Task:
Leaving out the pictures, transcribe all of the records faithfully.

─── Records supplied ───

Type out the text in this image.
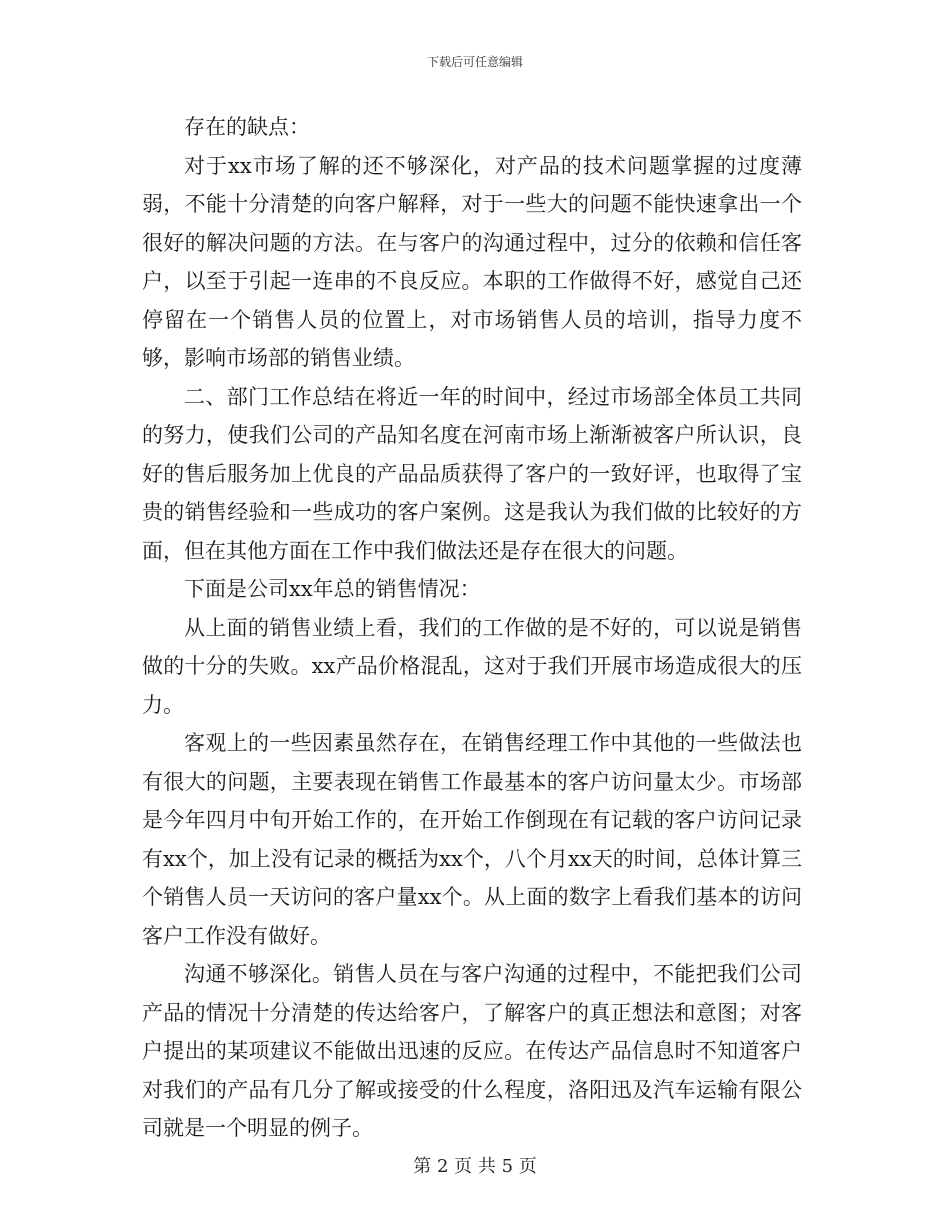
下载后可任意编辑

存在的缺点：

对于xx市场了解的还不够深化，对产品的技术问题掌握的过度薄弱，不能十分清楚的向客户解释，对于一些大的问题不能快速拿出一个很好的解决问题的方法。在与客户的沟通过程中，过分的依赖和信任客户，以至于引起一连串的不良反应。本职的工作做得不好，感觉自己还停留在一个销售人员的位置上，对市场销售人员的培训，指导力度不够，影响市场部的销售业绩。

二、部门工作总结在将近一年的时间中，经过市场部全体员工共同的努力，使我们公司的产品知名度在河南市场上渐渐被客户所认识，良好的售后服务加上优良的产品品质获得了客户的一致好评，也取得了宝贵的销售经验和一些成功的客户案例。这是我认为我们做的比较好的方面，但在其他方面在工作中我们做法还是存在很大的问题。

下面是公司xx年总的销售情况：

从上面的销售业绩上看，我们的工作做的是不好的，可以说是销售做的十分的失败。xx产品价格混乱，这对于我们开展市场造成很大的压力。

客观上的一些因素虽然存在，在销售经理工作中其他的一些做法也有很大的问题，主要表现在销售工作最基本的客户访问量太少。市场部是今年四月中旬开始工作的，在开始工作倒现在有记载的客户访问记录有xx个，加上没有记录的概括为xx个，八个月xx天的时间，总体计算三个销售人员一天访问的客户量xx个。从上面的数字上看我们基本的访问客户工作没有做好。

沟通不够深化。销售人员在与客户沟通的过程中，不能把我们公司产品的情况十分清楚的传达给客户，了解客户的真正想法和意图；对客户提出的某项建议不能做出迅速的反应。在传达产品信息时不知道客户对我们的产品有几分了解或接受的什么程度，洛阳迅及汽车运输有限公司就是一个明显的例子。

第 2 页 共 5 页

───

Response:
Type out the text in this image.
下载后可任意编辑

存在的缺点：

对于xx市场了解的还不够深化，对产品的技术问题掌握的过度薄弱，不能十分清楚的向客户解释，对于一些大的问题不能快速拿出一个很好的解决问题的方法。在与客户的沟通过程中，过分的依赖和信任客户，以至于引起一连串的不良反应。本职的工作做得不好，感觉自己还停留在一个销售人员的位置上，对市场销售人员的培训，指导力度不够，影响市场部的销售业绩。

二、部门工作总结在将近一年的时间中，经过市场部全体员工共同的努力，使我们公司的产品知名度在河南市场上渐渐被客户所认识，良好的售后服务加上优良的产品品质获得了客户的一致好评，也取得了宝贵的销售经验和一些成功的客户案例。这是我认为我们做的比较好的方面，但在其他方面在工作中我们做法还是存在很大的问题。

下面是公司xx年总的销售情况：

从上面的销售业绩上看，我们的工作做的是不好的，可以说是销售做的十分的失败。xx产品价格混乱，这对于我们开展市场造成很大的压力。

客观上的一些因素虽然存在，在销售经理工作中其他的一些做法也有很大的问题，主要表现在销售工作最基本的客户访问量太少。市场部是今年四月中旬开始工作的，在开始工作倒现在有记载的客户访问记录有xx个，加上没有记录的概括为xx个，八个月xx天的时间，总体计算三个销售人员一天访问的客户量xx个。从上面的数字上看我们基本的访问客户工作没有做好。

沟通不够深化。销售人员在与客户沟通的过程中，不能把我们公司产品的情况十分清楚的传达给客户，了解客户的真正想法和意图；对客户提出的某项建议不能做出迅速的反应。在传达产品信息时不知道客户对我们的产品有几分了解或接受的什么程度，洛阳迅及汽车运输有限公司就是一个明显的例子。

第 2 页 共 5 页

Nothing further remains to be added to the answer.